**TASK GOAL:**
Each line containing the word "grid" needs to be copied.

**RECORDS FOR THIS TASK:**
_ _ _ _ _
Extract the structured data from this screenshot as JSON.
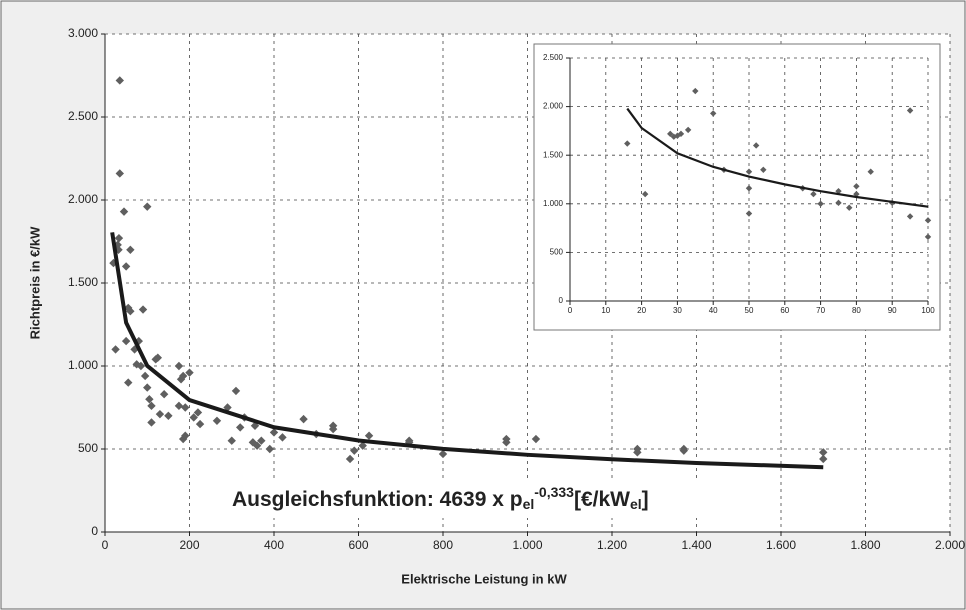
{
  "chart_data": [
    {
      "type": "scatter",
      "xlabel": "Elektrische Leistung in kW",
      "ylabel": "Richtpreis in €/kW",
      "annotation": [
        "Ausgleichsfunktion: 4639 x p",
        "el",
        "-0,333",
        "[€/kW",
        "el",
        "]"
      ],
      "xlim": [
        0,
        2000
      ],
      "xticks": [
        0,
        200,
        400,
        600,
        800,
        {
          "value": 1000,
          "label": "1.000"
        },
        {
          "value": 1200,
          "label": "1.200"
        },
        {
          "value": 1400,
          "label": "1.400"
        },
        {
          "value": 1600,
          "label": "1.600"
        },
        {
          "value": 1800,
          "label": "1.800"
        },
        {
          "value": 2000,
          "label": "2.000"
        }
      ],
      "ylim": [
        0,
        3000
      ],
      "yticks": [
        0,
        500,
        {
          "value": 1000,
          "label": "1.000"
        },
        {
          "value": 1500,
          "label": "1.500"
        },
        {
          "value": 2000,
          "label": "2.000"
        },
        {
          "value": 2500,
          "label": "2.500"
        },
        {
          "value": 3000,
          "label": "3.000"
        }
      ],
      "grid": true,
      "series": [
        {
          "color": "#5f5f5f",
          "x": [
            20,
            25,
            30,
            32,
            33,
            35,
            35,
            45,
            50,
            55,
            50,
            60,
            60,
            55,
            70,
            75,
            80,
            85,
            90,
            95,
            100,
            100,
            105,
            110,
            110,
            120,
            125,
            130,
            140,
            150,
            175,
            175,
            180,
            185,
            190,
            185,
            190,
            200,
            210,
            220,
            225,
            265,
            290,
            300,
            310,
            320,
            330,
            350,
            360,
            355,
            370,
            390,
            400,
            420,
            470,
            500,
            540,
            540,
            580,
            590,
            610,
            625,
            720,
            720,
            800,
            950,
            950,
            1020,
            1260,
            1260,
            1370,
            1370,
            1700,
            1700
          ],
          "values": [
            1620,
            1100,
            1730,
            1700,
            1770,
            2720,
            2160,
            1930,
            1600,
            1350,
            1150,
            1700,
            1330,
            900,
            1100,
            1010,
            1150,
            1000,
            1340,
            940,
            1960,
            870,
            800,
            760,
            660,
            1040,
            1050,
            710,
            830,
            700,
            1000,
            760,
            920,
            940,
            750,
            560,
            580,
            960,
            690,
            720,
            650,
            670,
            750,
            550,
            850,
            630,
            690,
            540,
            520,
            640,
            550,
            500,
            600,
            570,
            680,
            590,
            640,
            620,
            440,
            490,
            520,
            580,
            550,
            540,
            470,
            560,
            540,
            560,
            500,
            480,
            500,
            490,
            480,
            440
          ]
        },
        {
          "type": "line",
          "color": "#1a1a1a",
          "x": [
            17,
            50,
            100,
            200,
            400,
            600,
            800,
            1000,
            1200,
            1400,
            1700
          ],
          "values": [
            1805,
            1261,
            1001,
            795,
            631,
            551,
            501,
            465,
            438,
            416,
            390
          ]
        }
      ]
    },
    {
      "type": "scatter",
      "xlim": [
        0,
        100
      ],
      "xticks": [
        0,
        10,
        20,
        30,
        40,
        50,
        60,
        70,
        80,
        90,
        100
      ],
      "ylim": [
        0,
        2500
      ],
      "yticks": [
        0,
        500,
        {
          "value": 1000,
          "label": "1.000"
        },
        {
          "value": 1500,
          "label": "1.500"
        },
        {
          "value": 2000,
          "label": "2.000"
        },
        {
          "value": 2500,
          "label": "2.500"
        }
      ],
      "grid": true,
      "series": [
        {
          "color": "#5f5f5f",
          "x": [
            16,
            21,
            28,
            29,
            30,
            31,
            33,
            35,
            40,
            43,
            50,
            50,
            50,
            52,
            54,
            65,
            68,
            70,
            75,
            75,
            78,
            80,
            80,
            84,
            90,
            95,
            95,
            100,
            100
          ],
          "values": [
            1620,
            1100,
            1720,
            1690,
            1700,
            1720,
            1760,
            2160,
            1930,
            1350,
            1330,
            1160,
            900,
            1600,
            1350,
            1160,
            1100,
            1000,
            1130,
            1010,
            960,
            1180,
            1100,
            1330,
            1010,
            1960,
            870,
            830,
            660
          ]
        },
        {
          "type": "line",
          "color": "#1a1a1a",
          "x": [
            16,
            20,
            30,
            40,
            50,
            60,
            70,
            80,
            90,
            100
          ],
          "values": [
            1980,
            1780,
            1520,
            1380,
            1280,
            1200,
            1130,
            1070,
            1020,
            970
          ]
        }
      ]
    }
  ]
}
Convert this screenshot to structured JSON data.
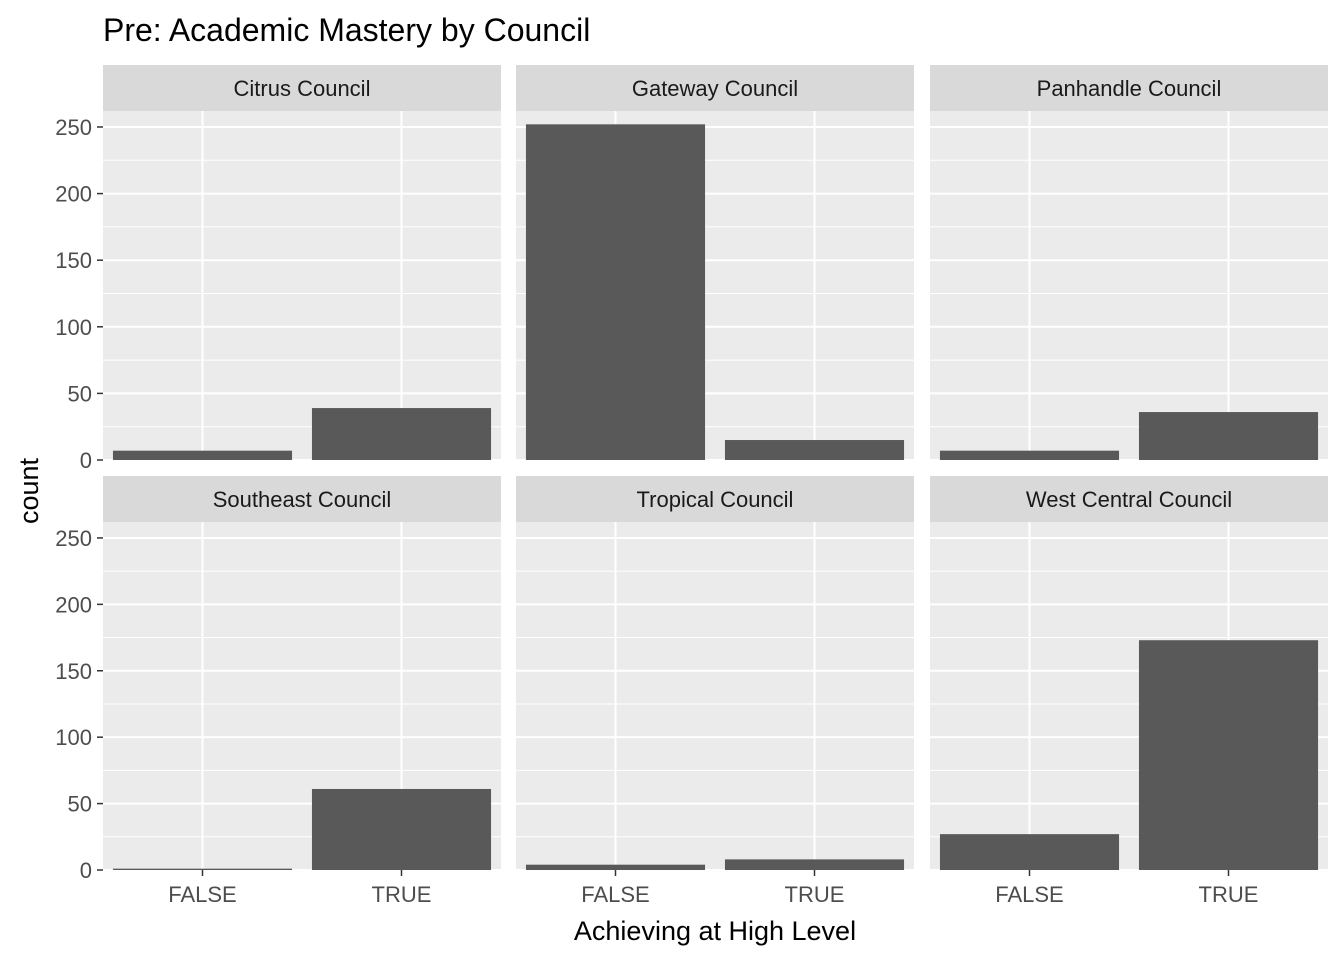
{
  "chart_data": {
    "type": "bar",
    "title": "Pre: Academic Mastery by Council",
    "xlabel": "Achieving at High Level",
    "ylabel": "count",
    "categories": [
      "FALSE",
      "TRUE"
    ],
    "ylim": [
      0,
      262
    ],
    "y_ticks": [
      0,
      50,
      100,
      150,
      200,
      250
    ],
    "grid": true,
    "facets": [
      {
        "name": "Citrus Council",
        "values": [
          7,
          39
        ]
      },
      {
        "name": "Gateway Council",
        "values": [
          252,
          15
        ]
      },
      {
        "name": "Panhandle Council",
        "values": [
          7,
          36
        ]
      },
      {
        "name": "Southeast Council",
        "values": [
          1,
          61
        ]
      },
      {
        "name": "Tropical Council",
        "values": [
          4,
          8
        ]
      },
      {
        "name": "West Central Council",
        "values": [
          27,
          173
        ]
      }
    ]
  },
  "colors": {
    "panel_bg": "#EBEBEB",
    "strip_bg": "#D9D9D9",
    "grid": "#FFFFFF",
    "bar": "#595959",
    "tick": "#333333"
  }
}
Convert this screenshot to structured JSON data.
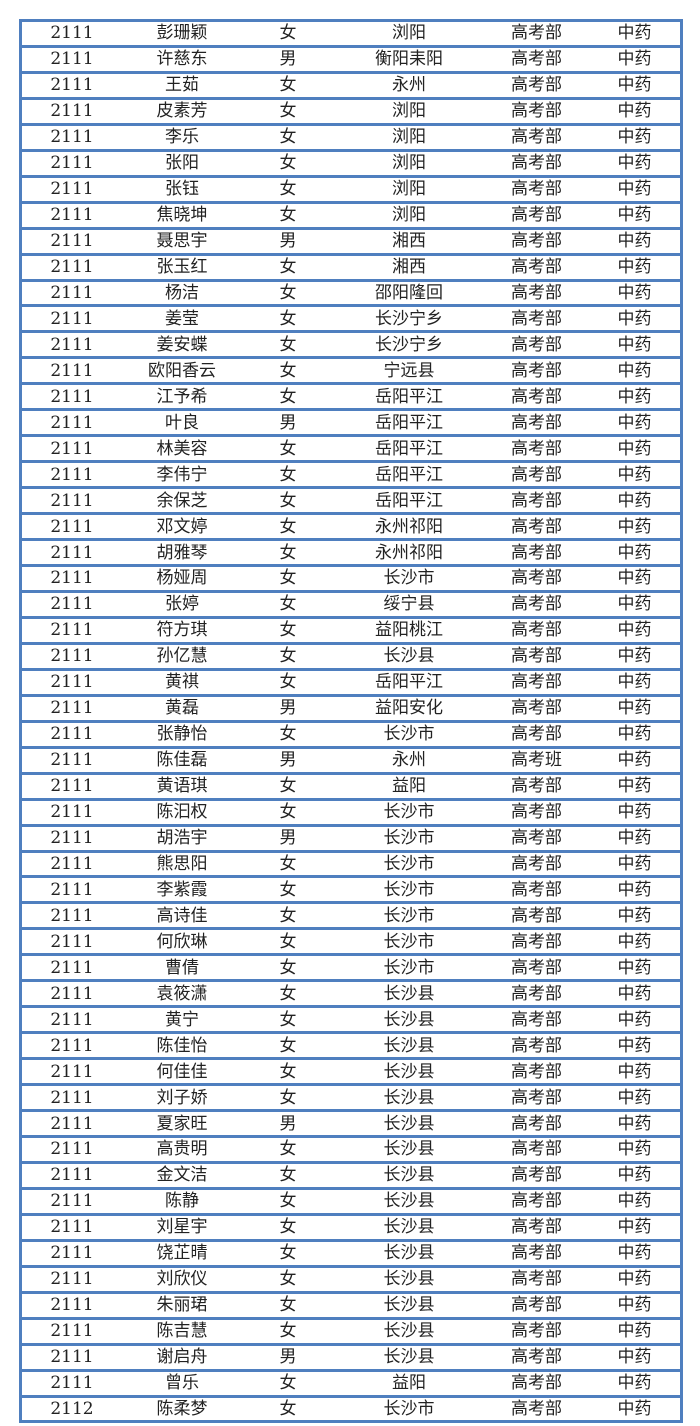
{
  "table": {
    "border_color": "#4f7fbf",
    "rows": [
      [
        "2111",
        "彭珊颖",
        "女",
        "浏阳",
        "高考部",
        "中药"
      ],
      [
        "2111",
        "许慈东",
        "男",
        "衡阳耒阳",
        "高考部",
        "中药"
      ],
      [
        "2111",
        "王茹",
        "女",
        "永州",
        "高考部",
        "中药"
      ],
      [
        "2111",
        "皮素芳",
        "女",
        "浏阳",
        "高考部",
        "中药"
      ],
      [
        "2111",
        "李乐",
        "女",
        "浏阳",
        "高考部",
        "中药"
      ],
      [
        "2111",
        "张阳",
        "女",
        "浏阳",
        "高考部",
        "中药"
      ],
      [
        "2111",
        "张钰",
        "女",
        "浏阳",
        "高考部",
        "中药"
      ],
      [
        "2111",
        "焦晓坤",
        "女",
        "浏阳",
        "高考部",
        "中药"
      ],
      [
        "2111",
        "聂思宇",
        "男",
        "湘西",
        "高考部",
        "中药"
      ],
      [
        "2111",
        "张玉红",
        "女",
        "湘西",
        "高考部",
        "中药"
      ],
      [
        "2111",
        "杨洁",
        "女",
        "邵阳隆回",
        "高考部",
        "中药"
      ],
      [
        "2111",
        "姜莹",
        "女",
        "长沙宁乡",
        "高考部",
        "中药"
      ],
      [
        "2111",
        "姜安蝶",
        "女",
        "长沙宁乡",
        "高考部",
        "中药"
      ],
      [
        "2111",
        "欧阳香云",
        "女",
        "宁远县",
        "高考部",
        "中药"
      ],
      [
        "2111",
        "江予希",
        "女",
        "岳阳平江",
        "高考部",
        "中药"
      ],
      [
        "2111",
        "叶良",
        "男",
        "岳阳平江",
        "高考部",
        "中药"
      ],
      [
        "2111",
        "林美容",
        "女",
        "岳阳平江",
        "高考部",
        "中药"
      ],
      [
        "2111",
        "李伟宁",
        "女",
        "岳阳平江",
        "高考部",
        "中药"
      ],
      [
        "2111",
        "余保芝",
        "女",
        "岳阳平江",
        "高考部",
        "中药"
      ],
      [
        "2111",
        "邓文婷",
        "女",
        "永州祁阳",
        "高考部",
        "中药"
      ],
      [
        "2111",
        "胡雅琴",
        "女",
        "永州祁阳",
        "高考部",
        "中药"
      ],
      [
        "2111",
        "杨娅周",
        "女",
        "长沙市",
        "高考部",
        "中药"
      ],
      [
        "2111",
        "张婷",
        "女",
        "绥宁县",
        "高考部",
        "中药"
      ],
      [
        "2111",
        "符方琪",
        "女",
        "益阳桃江",
        "高考部",
        "中药"
      ],
      [
        "2111",
        "孙亿慧",
        "女",
        "长沙县",
        "高考部",
        "中药"
      ],
      [
        "2111",
        "黄祺",
        "女",
        "岳阳平江",
        "高考部",
        "中药"
      ],
      [
        "2111",
        "黄磊",
        "男",
        "益阳安化",
        "高考部",
        "中药"
      ],
      [
        "2111",
        "张静怡",
        "女",
        "长沙市",
        "高考部",
        "中药"
      ],
      [
        "2111",
        "陈佳磊",
        "男",
        "永州",
        "高考班",
        "中药"
      ],
      [
        "2111",
        "黄语琪",
        "女",
        "益阳",
        "高考部",
        "中药"
      ],
      [
        "2111",
        "陈汩权",
        "女",
        "长沙市",
        "高考部",
        "中药"
      ],
      [
        "2111",
        "胡浩宇",
        "男",
        "长沙市",
        "高考部",
        "中药"
      ],
      [
        "2111",
        "熊思阳",
        "女",
        "长沙市",
        "高考部",
        "中药"
      ],
      [
        "2111",
        "李紫霞",
        "女",
        "长沙市",
        "高考部",
        "中药"
      ],
      [
        "2111",
        "高诗佳",
        "女",
        "长沙市",
        "高考部",
        "中药"
      ],
      [
        "2111",
        "何欣琳",
        "女",
        "长沙市",
        "高考部",
        "中药"
      ],
      [
        "2111",
        "曹倩",
        "女",
        "长沙市",
        "高考部",
        "中药"
      ],
      [
        "2111",
        "袁筱潇",
        "女",
        "长沙县",
        "高考部",
        "中药"
      ],
      [
        "2111",
        "黄宁",
        "女",
        "长沙县",
        "高考部",
        "中药"
      ],
      [
        "2111",
        "陈佳怡",
        "女",
        "长沙县",
        "高考部",
        "中药"
      ],
      [
        "2111",
        "何佳佳",
        "女",
        "长沙县",
        "高考部",
        "中药"
      ],
      [
        "2111",
        "刘子娇",
        "女",
        "长沙县",
        "高考部",
        "中药"
      ],
      [
        "2111",
        "夏家旺",
        "男",
        "长沙县",
        "高考部",
        "中药"
      ],
      [
        "2111",
        "高贵明",
        "女",
        "长沙县",
        "高考部",
        "中药"
      ],
      [
        "2111",
        "金文洁",
        "女",
        "长沙县",
        "高考部",
        "中药"
      ],
      [
        "2111",
        "陈静",
        "女",
        "长沙县",
        "高考部",
        "中药"
      ],
      [
        "2111",
        "刘星宇",
        "女",
        "长沙县",
        "高考部",
        "中药"
      ],
      [
        "2111",
        "饶芷晴",
        "女",
        "长沙县",
        "高考部",
        "中药"
      ],
      [
        "2111",
        "刘欣仪",
        "女",
        "长沙县",
        "高考部",
        "中药"
      ],
      [
        "2111",
        "朱丽珺",
        "女",
        "长沙县",
        "高考部",
        "中药"
      ],
      [
        "2111",
        "陈吉慧",
        "女",
        "长沙县",
        "高考部",
        "中药"
      ],
      [
        "2111",
        "谢启舟",
        "男",
        "长沙县",
        "高考部",
        "中药"
      ],
      [
        "2111",
        "曾乐",
        "女",
        "益阳",
        "高考部",
        "中药"
      ],
      [
        "2112",
        "陈柔梦",
        "女",
        "长沙市",
        "高考部",
        "中药"
      ]
    ]
  }
}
_ _ _ _ _
**THE REPLY:**
      "grid": true,
      "grid": true,
    "grid": true,
    "grid": "#FFFFFF",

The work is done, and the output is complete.